▸ What you are asked to do
Return the complete listing that follows, with each line reproduced exactly.

·····

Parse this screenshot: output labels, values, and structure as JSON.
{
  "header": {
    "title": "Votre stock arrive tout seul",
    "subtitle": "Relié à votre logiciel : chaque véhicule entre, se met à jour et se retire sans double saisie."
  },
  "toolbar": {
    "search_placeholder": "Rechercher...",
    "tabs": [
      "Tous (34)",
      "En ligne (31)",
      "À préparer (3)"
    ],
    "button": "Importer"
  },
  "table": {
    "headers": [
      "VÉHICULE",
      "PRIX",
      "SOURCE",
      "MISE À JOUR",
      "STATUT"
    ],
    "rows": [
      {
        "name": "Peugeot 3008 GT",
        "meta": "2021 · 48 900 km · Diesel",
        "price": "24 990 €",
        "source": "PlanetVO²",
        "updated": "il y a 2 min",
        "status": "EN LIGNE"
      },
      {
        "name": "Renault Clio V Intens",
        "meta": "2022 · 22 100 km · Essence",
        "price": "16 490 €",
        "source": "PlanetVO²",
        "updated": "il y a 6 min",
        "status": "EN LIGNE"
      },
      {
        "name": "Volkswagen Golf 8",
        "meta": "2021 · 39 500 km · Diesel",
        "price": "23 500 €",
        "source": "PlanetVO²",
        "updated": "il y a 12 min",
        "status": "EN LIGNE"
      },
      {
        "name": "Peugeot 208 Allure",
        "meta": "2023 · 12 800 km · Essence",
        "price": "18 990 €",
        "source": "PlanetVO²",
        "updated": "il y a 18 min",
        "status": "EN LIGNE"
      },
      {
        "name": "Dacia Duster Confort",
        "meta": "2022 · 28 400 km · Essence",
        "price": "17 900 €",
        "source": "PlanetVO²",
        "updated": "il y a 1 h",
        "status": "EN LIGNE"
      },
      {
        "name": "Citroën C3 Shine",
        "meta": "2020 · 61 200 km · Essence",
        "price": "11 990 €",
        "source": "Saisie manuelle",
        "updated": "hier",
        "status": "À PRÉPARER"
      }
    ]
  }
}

·····

▸ Written solution
Parse this screenshot: output labels, values, and structure as JSON.
{
  "header": {
    "title": "Votre stock arrive tout seul",
    "subtitle": "Relié à votre logiciel : chaque véhicule entre, se met à jour et se retire sans double saisie."
  },
  "toolbar": {
    "search_placeholder": "Rechercher...",
    "tabs": [
      "Tous (34)",
      "En ligne (31)",
      "À préparer (3)"
    ],
    "button": "Importer"
  },
  "table": {
    "headers": [
      "VÉHICULE",
      "PRIX",
      "SOURCE",
      "MISE À JOUR",
      "STATUT"
    ],
    "rows": [
      {
        "name": "Peugeot 3008 GT",
        "meta": "2021 · 48 900 km · Diesel",
        "price": "24 990 €",
        "source": "PlanetVO²",
        "updated": "il y a 2 min",
        "status": "EN LIGNE"
      },
      {
        "name": "Renault Clio V Intens",
        "meta": "2022 · 22 100 km · Essence",
        "price": "16 490 €",
        "source": "PlanetVO²",
        "updated": "il y a 6 min",
        "status": "EN LIGNE"
      },
      {
        "name": "Volkswagen Golf 8",
        "meta": "2021 · 39 500 km · Diesel",
        "price": "23 500 €",
        "source": "PlanetVO²",
        "updated": "il y a 12 min",
        "status": "EN LIGNE"
      },
      {
        "name": "Peugeot 208 Allure",
        "meta": "2023 · 12 800 km · Essence",
        "price": "18 990 €",
        "source": "PlanetVO²",
        "updated": "il y a 18 min",
        "status": "EN LIGNE"
      },
      {
        "name": "Dacia Duster Confort",
        "meta": "2022 · 28 400 km · Essence",
        "price": "17 900 €",
        "source": "PlanetVO²",
        "updated": "il y a 1 h",
        "status": "EN LIGNE"
      },
      {
        "name": "Citroën C3 Shine",
        "meta": "2020 · 61 200 km · Essence",
        "price": "11 990 €",
        "source": "Saisie manuelle",
        "updated": "hier",
        "status": "À PRÉPARER"
      }
    ]
  }
}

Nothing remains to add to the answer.